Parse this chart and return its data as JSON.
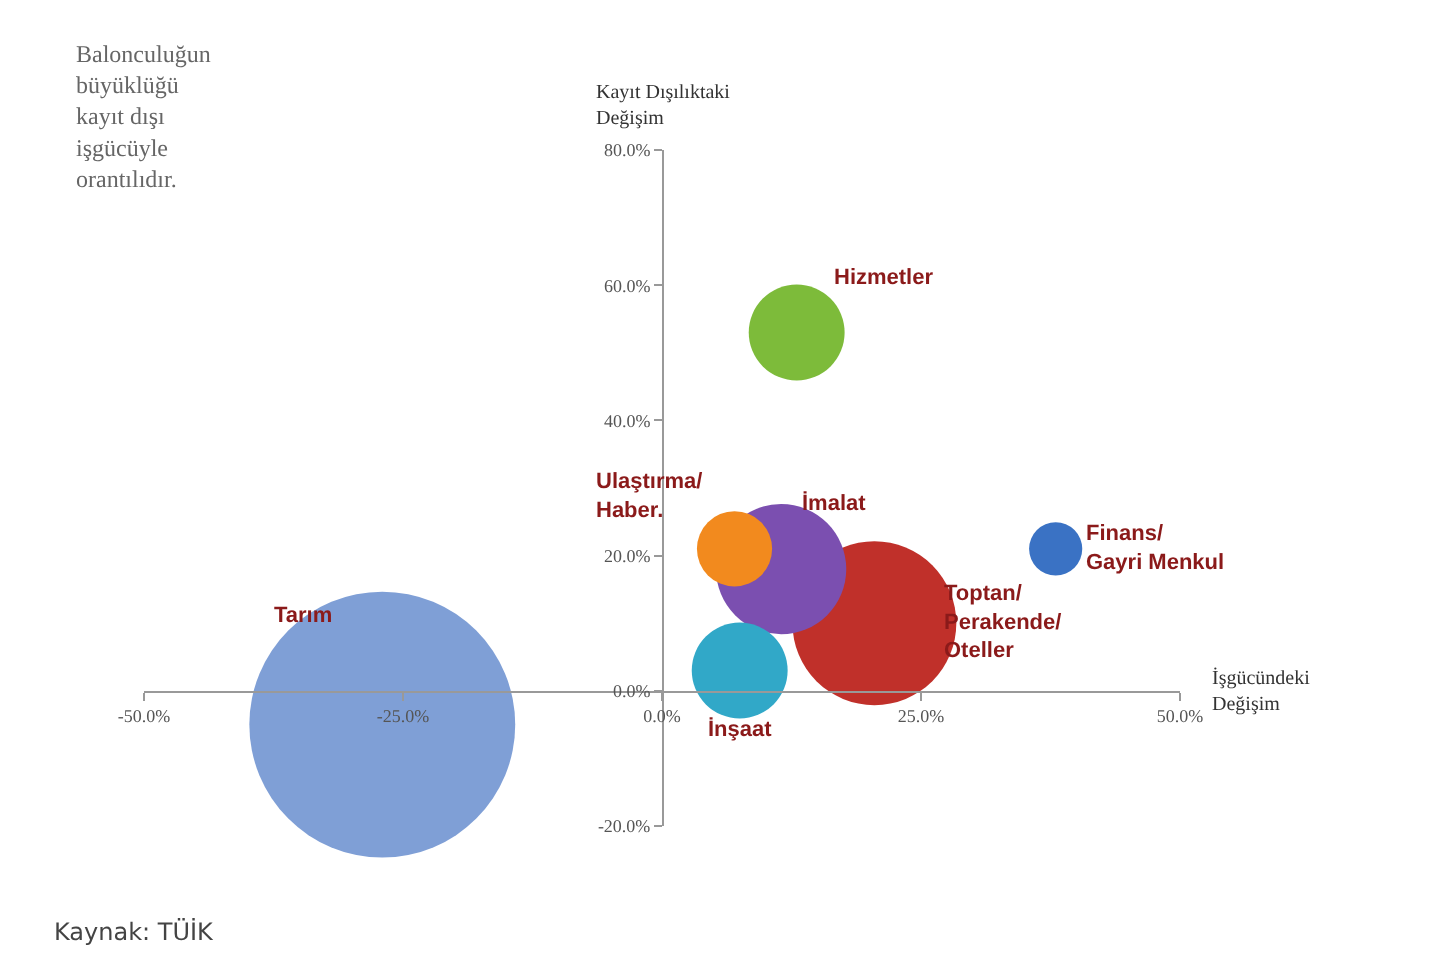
{
  "chart_data": {
    "type": "bubble",
    "xlabel": "İşgücündeki Değişim",
    "ylabel": "Kayıt Dışılıktaki Değişim",
    "annotations": [
      "Balonculuğun büyüklüğü kayıt dışı işgücüyle orantılıdır.",
      "Kaynak: TÜİK"
    ],
    "xlim": [
      -50,
      50
    ],
    "ylim": [
      -20,
      80
    ],
    "xticks": [
      {
        "value": -50,
        "label": "-50.0%"
      },
      {
        "value": -25,
        "label": "-25.0%"
      },
      {
        "value": 0,
        "label": "0.0%"
      },
      {
        "value": 25,
        "label": "25.0%"
      },
      {
        "value": 50,
        "label": "50.0%"
      }
    ],
    "yticks": [
      {
        "value": -20,
        "label": "-20.0%"
      },
      {
        "value": 0,
        "label": "0.0%"
      },
      {
        "value": 20,
        "label": "20.0%"
      },
      {
        "value": 40,
        "label": "40.0%"
      },
      {
        "value": 60,
        "label": "60.0%"
      },
      {
        "value": 80,
        "label": "80.0%"
      }
    ],
    "grid": false,
    "legend": false,
    "series": [
      {
        "name": "Tarım",
        "color": "#7f9fd6",
        "x": [
          -27
        ],
        "values": [
          -5
        ],
        "sizes": [
          1
        ]
      },
      {
        "name": "Hizmetler",
        "color": "#7dbb3a",
        "x": [
          13
        ],
        "values": [
          53
        ],
        "sizes": [
          0.13
        ]
      },
      {
        "name": "Ulaştırma/ Haber.",
        "color": "#f28a1e",
        "x": [
          7
        ],
        "values": [
          21
        ],
        "sizes": [
          0.08
        ]
      },
      {
        "name": "İmalat",
        "color": "#7b4fb0",
        "x": [
          11.5
        ],
        "values": [
          18
        ],
        "sizes": [
          0.24
        ]
      },
      {
        "name": "Finans/ Gayri Menkul",
        "color": "#3a72c4",
        "x": [
          38
        ],
        "values": [
          21
        ],
        "sizes": [
          0.04
        ]
      },
      {
        "name": "Toptan/ Perakende/ Oteller",
        "color": "#c0302a",
        "x": [
          20.5
        ],
        "values": [
          10
        ],
        "sizes": [
          0.38
        ]
      },
      {
        "name": "İnşaat",
        "color": "#31a8c8",
        "x": [
          7.5
        ],
        "values": [
          3
        ],
        "sizes": [
          0.13
        ]
      }
    ]
  }
}
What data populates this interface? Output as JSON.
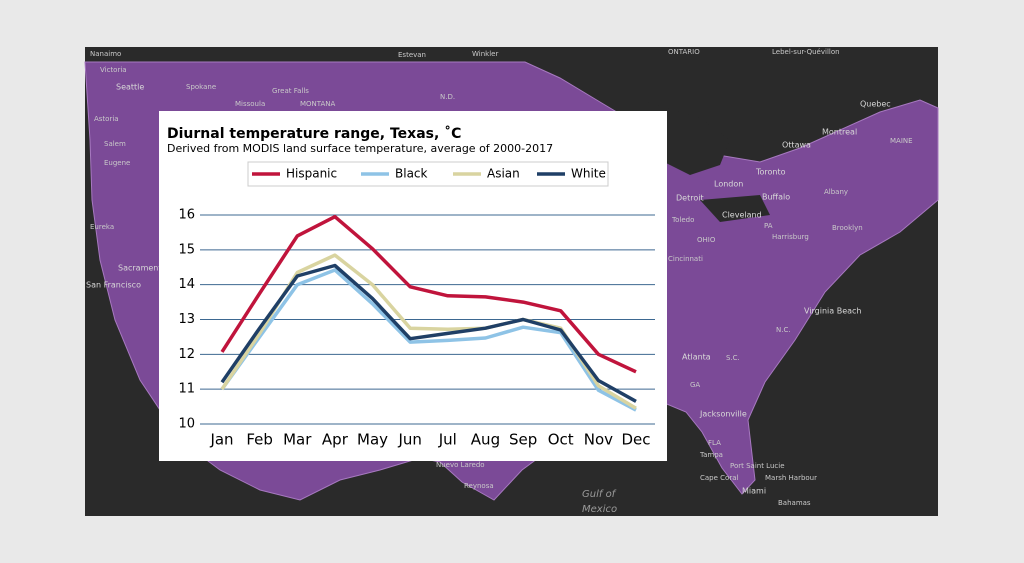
{
  "chart_data": {
    "type": "line",
    "title": "Diurnal temperature range, Texas, ˚C",
    "subtitle": "Derived from MODIS land surface temperature, average of 2000-2017",
    "categories": [
      "Jan",
      "Feb",
      "Mar",
      "Apr",
      "May",
      "Jun",
      "Jul",
      "Aug",
      "Sep",
      "Oct",
      "Nov",
      "Dec"
    ],
    "series": [
      {
        "name": "Hispanic",
        "color": "#c0143c",
        "values": [
          12.07,
          13.75,
          15.4,
          15.95,
          15.03,
          13.94,
          13.68,
          13.65,
          13.5,
          13.25,
          12.0,
          11.5
        ]
      },
      {
        "name": "Black",
        "color": "#8ec3e6",
        "values": [
          11.0,
          12.5,
          14.0,
          14.42,
          13.45,
          12.35,
          12.4,
          12.47,
          12.78,
          12.62,
          10.97,
          10.4
        ]
      },
      {
        "name": "Asian",
        "color": "#d9d4a0",
        "values": [
          11.0,
          12.6,
          14.35,
          14.85,
          14.0,
          12.75,
          12.72,
          12.75,
          13.0,
          12.75,
          11.1,
          10.45
        ]
      },
      {
        "name": "White",
        "color": "#1f3f66",
        "values": [
          11.2,
          12.75,
          14.25,
          14.55,
          13.6,
          12.45,
          12.6,
          12.75,
          13.0,
          12.7,
          11.25,
          10.65
        ]
      }
    ],
    "ylim": [
      10,
      16
    ],
    "yticks": [
      10,
      11,
      12,
      13,
      14,
      15,
      16
    ],
    "grid": true,
    "legend": "top"
  },
  "map_labels": [
    "Nanaimo",
    "Victoria",
    "Seattle",
    "Spokane",
    "Missoula",
    "Great Falls",
    "MONTANA",
    "Estevan",
    "Winkler",
    "ONTARIO",
    "Lebel-sur-Quévillon",
    "Quebec",
    "Montreal",
    "Ottawa",
    "Toronto",
    "London",
    "Detroit",
    "Buffalo",
    "Albany",
    "Toledo",
    "Cleveland",
    "Harrisburg",
    "Brooklyn",
    "Cincinnati",
    "Virginia Beach",
    "Atlanta",
    "Jacksonville",
    "Tampa",
    "Port Saint Lucie",
    "Cape Coral",
    "Marsh Harbour",
    "Miami",
    "Bahamas",
    "Gulf of",
    "Mexico",
    "Reynosa",
    "Nuevo Laredo",
    "Sacramento",
    "San Francisco",
    "Eureka",
    "Eugene",
    "Salem",
    "Astoria",
    "MAINE",
    "N.D.",
    "OHIO",
    "PA",
    "N.C.",
    "S.C.",
    "GA",
    "FLA"
  ]
}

• **Set problem**
Take the records above and transcribe them exactly, dropping every picture.

• **Result below**
Parse this chart and return its data as JSON.
{
  "chart_data": {
    "type": "bubble",
    "xlabel": "İşgücündeki Değişim",
    "ylabel": "Kayıt Dışılıktaki Değişim",
    "annotations": [
      "Balonculuğun büyüklüğü kayıt dışı işgücüyle orantılıdır.",
      "Kaynak: TÜİK"
    ],
    "xlim": [
      -50,
      50
    ],
    "ylim": [
      -20,
      80
    ],
    "xticks": [
      {
        "value": -50,
        "label": "-50.0%"
      },
      {
        "value": -25,
        "label": "-25.0%"
      },
      {
        "value": 0,
        "label": "0.0%"
      },
      {
        "value": 25,
        "label": "25.0%"
      },
      {
        "value": 50,
        "label": "50.0%"
      }
    ],
    "yticks": [
      {
        "value": -20,
        "label": "-20.0%"
      },
      {
        "value": 0,
        "label": "0.0%"
      },
      {
        "value": 20,
        "label": "20.0%"
      },
      {
        "value": 40,
        "label": "40.0%"
      },
      {
        "value": 60,
        "label": "60.0%"
      },
      {
        "value": 80,
        "label": "80.0%"
      }
    ],
    "grid": false,
    "legend": false,
    "series": [
      {
        "name": "Tarım",
        "color": "#7f9fd6",
        "x": [
          -27
        ],
        "values": [
          -5
        ],
        "sizes": [
          1
        ]
      },
      {
        "name": "Hizmetler",
        "color": "#7dbb3a",
        "x": [
          13
        ],
        "values": [
          53
        ],
        "sizes": [
          0.13
        ]
      },
      {
        "name": "Ulaştırma/ Haber.",
        "color": "#f28a1e",
        "x": [
          7
        ],
        "values": [
          21
        ],
        "sizes": [
          0.08
        ]
      },
      {
        "name": "İmalat",
        "color": "#7b4fb0",
        "x": [
          11.5
        ],
        "values": [
          18
        ],
        "sizes": [
          0.24
        ]
      },
      {
        "name": "Finans/ Gayri Menkul",
        "color": "#3a72c4",
        "x": [
          38
        ],
        "values": [
          21
        ],
        "sizes": [
          0.04
        ]
      },
      {
        "name": "Toptan/ Perakende/ Oteller",
        "color": "#c0302a",
        "x": [
          20.5
        ],
        "values": [
          10
        ],
        "sizes": [
          0.38
        ]
      },
      {
        "name": "İnşaat",
        "color": "#31a8c8",
        "x": [
          7.5
        ],
        "values": [
          3
        ],
        "sizes": [
          0.13
        ]
      }
    ]
  }
}
What data populates this interface? Output as JSON.
{
  "chart_data": {
    "type": "line",
    "title": "Diurnal temperature range, Texas, ˚C",
    "subtitle": "Derived from MODIS land surface temperature, average of 2000-2017",
    "categories": [
      "Jan",
      "Feb",
      "Mar",
      "Apr",
      "May",
      "Jun",
      "Jul",
      "Aug",
      "Sep",
      "Oct",
      "Nov",
      "Dec"
    ],
    "series": [
      {
        "name": "Hispanic",
        "color": "#c0143c",
        "values": [
          12.07,
          13.75,
          15.4,
          15.95,
          15.03,
          13.94,
          13.68,
          13.65,
          13.5,
          13.25,
          12.0,
          11.5
        ]
      },
      {
        "name": "Black",
        "color": "#8ec3e6",
        "values": [
          11.0,
          12.5,
          14.0,
          14.42,
          13.45,
          12.35,
          12.4,
          12.47,
          12.78,
          12.62,
          10.97,
          10.4
        ]
      },
      {
        "name": "Asian",
        "color": "#d9d4a0",
        "values": [
          11.0,
          12.6,
          14.35,
          14.85,
          14.0,
          12.75,
          12.72,
          12.75,
          13.0,
          12.75,
          11.1,
          10.45
        ]
      },
      {
        "name": "White",
        "color": "#1f3f66",
        "values": [
          11.2,
          12.75,
          14.25,
          14.55,
          13.6,
          12.45,
          12.6,
          12.75,
          13.0,
          12.7,
          11.25,
          10.65
        ]
      }
    ],
    "ylim": [
      10,
      16
    ],
    "yticks": [
      10,
      11,
      12,
      13,
      14,
      15,
      16
    ],
    "grid": true,
    "legend": "top"
  },
  "map_labels": [
    "Nanaimo",
    "Victoria",
    "Seattle",
    "Spokane",
    "Missoula",
    "Great Falls",
    "MONTANA",
    "Estevan",
    "Winkler",
    "ONTARIO",
    "Lebel-sur-Quévillon",
    "Quebec",
    "Montreal",
    "Ottawa",
    "Toronto",
    "London",
    "Detroit",
    "Buffalo",
    "Albany",
    "Toledo",
    "Cleveland",
    "Harrisburg",
    "Brooklyn",
    "Cincinnati",
    "Virginia Beach",
    "Atlanta",
    "Jacksonville",
    "Tampa",
    "Port Saint Lucie",
    "Cape Coral",
    "Marsh Harbour",
    "Miami",
    "Bahamas",
    "Gulf of",
    "Mexico",
    "Reynosa",
    "Nuevo Laredo",
    "Sacramento",
    "San Francisco",
    "Eureka",
    "Eugene",
    "Salem",
    "Astoria",
    "MAINE",
    "N.D.",
    "OHIO",
    "PA",
    "N.C.",
    "S.C.",
    "GA",
    "FLA"
  ]
}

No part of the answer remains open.